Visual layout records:
:::::
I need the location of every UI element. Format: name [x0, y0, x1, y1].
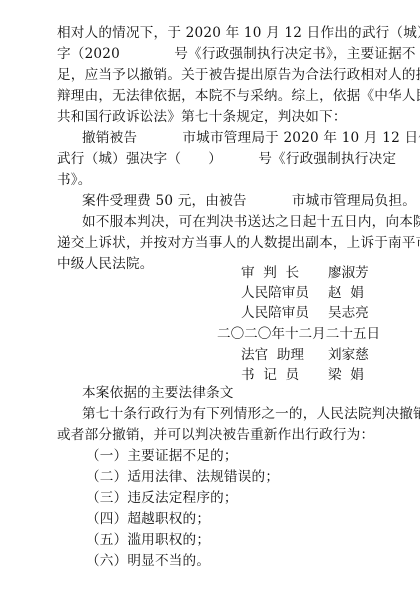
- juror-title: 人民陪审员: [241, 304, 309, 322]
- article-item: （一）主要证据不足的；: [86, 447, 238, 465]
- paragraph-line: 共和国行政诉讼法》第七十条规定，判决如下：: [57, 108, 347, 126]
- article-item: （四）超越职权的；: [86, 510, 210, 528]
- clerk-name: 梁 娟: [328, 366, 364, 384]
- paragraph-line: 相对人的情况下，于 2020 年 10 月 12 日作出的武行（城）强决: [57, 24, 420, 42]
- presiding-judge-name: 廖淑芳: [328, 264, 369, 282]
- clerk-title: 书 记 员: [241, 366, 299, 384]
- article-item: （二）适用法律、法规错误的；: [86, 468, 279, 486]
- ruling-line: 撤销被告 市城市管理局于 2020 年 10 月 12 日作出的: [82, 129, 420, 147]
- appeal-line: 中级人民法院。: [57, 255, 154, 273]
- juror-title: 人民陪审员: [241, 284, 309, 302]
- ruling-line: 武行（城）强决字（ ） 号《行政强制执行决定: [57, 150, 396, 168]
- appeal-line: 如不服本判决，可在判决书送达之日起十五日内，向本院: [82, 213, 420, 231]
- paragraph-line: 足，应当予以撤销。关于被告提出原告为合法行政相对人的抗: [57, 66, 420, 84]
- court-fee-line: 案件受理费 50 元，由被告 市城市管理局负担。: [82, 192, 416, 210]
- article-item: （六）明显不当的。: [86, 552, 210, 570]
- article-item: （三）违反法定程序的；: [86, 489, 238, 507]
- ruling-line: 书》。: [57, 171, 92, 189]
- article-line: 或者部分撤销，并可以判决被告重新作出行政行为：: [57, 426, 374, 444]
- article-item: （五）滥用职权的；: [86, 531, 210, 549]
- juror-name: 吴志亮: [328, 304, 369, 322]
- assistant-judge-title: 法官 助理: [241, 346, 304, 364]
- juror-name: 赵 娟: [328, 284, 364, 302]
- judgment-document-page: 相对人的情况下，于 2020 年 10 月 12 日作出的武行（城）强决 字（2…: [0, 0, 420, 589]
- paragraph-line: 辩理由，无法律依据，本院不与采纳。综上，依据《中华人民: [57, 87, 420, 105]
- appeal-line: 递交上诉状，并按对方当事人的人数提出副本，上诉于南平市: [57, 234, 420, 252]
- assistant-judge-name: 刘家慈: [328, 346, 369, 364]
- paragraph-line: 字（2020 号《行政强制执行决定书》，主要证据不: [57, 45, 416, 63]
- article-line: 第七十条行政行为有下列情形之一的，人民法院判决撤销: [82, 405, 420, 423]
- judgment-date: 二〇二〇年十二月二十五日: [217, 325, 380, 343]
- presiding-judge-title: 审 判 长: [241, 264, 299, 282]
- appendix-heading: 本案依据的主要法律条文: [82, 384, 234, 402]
:::::
In the entries above, change every "article-item" to "statute-item" and leave all other text as it is. Omit the pictures from your output.

I need the location of every UI element. Format: name [x0, y0, x1, y1].
- juror-title: 人民陪审员: [241, 304, 309, 322]
- statute-item: （一）主要证据不足的；: [86, 447, 238, 465]
- paragraph-line: 共和国行政诉讼法》第七十条规定，判决如下：: [57, 108, 347, 126]
- statute-item: （四）超越职权的；: [86, 510, 210, 528]
- clerk-name: 梁 娟: [328, 366, 364, 384]
- paragraph-line: 相对人的情况下，于 2020 年 10 月 12 日作出的武行（城）强决: [57, 24, 420, 42]
- presiding-judge-name: 廖淑芳: [328, 264, 369, 282]
- clerk-title: 书 记 员: [241, 366, 299, 384]
- statute-item: （二）适用法律、法规错误的；: [86, 468, 279, 486]
- ruling-line: 撤销被告 市城市管理局于 2020 年 10 月 12 日作出的: [82, 129, 420, 147]
- appeal-line: 中级人民法院。: [57, 255, 154, 273]
- juror-title: 人民陪审员: [241, 284, 309, 302]
- ruling-line: 武行（城）强决字（ ） 号《行政强制执行决定: [57, 150, 396, 168]
- appeal-line: 如不服本判决，可在判决书送达之日起十五日内，向本院: [82, 213, 420, 231]
- paragraph-line: 足，应当予以撤销。关于被告提出原告为合法行政相对人的抗: [57, 66, 420, 84]
- court-fee-line: 案件受理费 50 元，由被告 市城市管理局负担。: [82, 192, 416, 210]
- statute-item: （六）明显不当的。: [86, 552, 210, 570]
- statute-item: （三）违反法定程序的；: [86, 489, 238, 507]
- ruling-line: 书》。: [57, 171, 92, 189]
- article-line: 或者部分撤销，并可以判决被告重新作出行政行为：: [57, 426, 374, 444]
- statute-item: （五）滥用职权的；: [86, 531, 210, 549]
- juror-name: 吴志亮: [328, 304, 369, 322]
- assistant-judge-title: 法官 助理: [241, 346, 304, 364]
- juror-name: 赵 娟: [328, 284, 364, 302]
- judgment-document-page: 相对人的情况下，于 2020 年 10 月 12 日作出的武行（城）强决 字（2…: [0, 0, 420, 589]
- paragraph-line: 辩理由，无法律依据，本院不与采纳。综上，依据《中华人民: [57, 87, 420, 105]
- appeal-line: 递交上诉状，并按对方当事人的人数提出副本，上诉于南平市: [57, 234, 420, 252]
- assistant-judge-name: 刘家慈: [328, 346, 369, 364]
- paragraph-line: 字（2020 号《行政强制执行决定书》，主要证据不: [57, 45, 416, 63]
- article-line: 第七十条行政行为有下列情形之一的，人民法院判决撤销: [82, 405, 420, 423]
- judgment-date: 二〇二〇年十二月二十五日: [217, 325, 380, 343]
- presiding-judge-title: 审 判 长: [241, 264, 299, 282]
- appendix-heading: 本案依据的主要法律条文: [82, 384, 234, 402]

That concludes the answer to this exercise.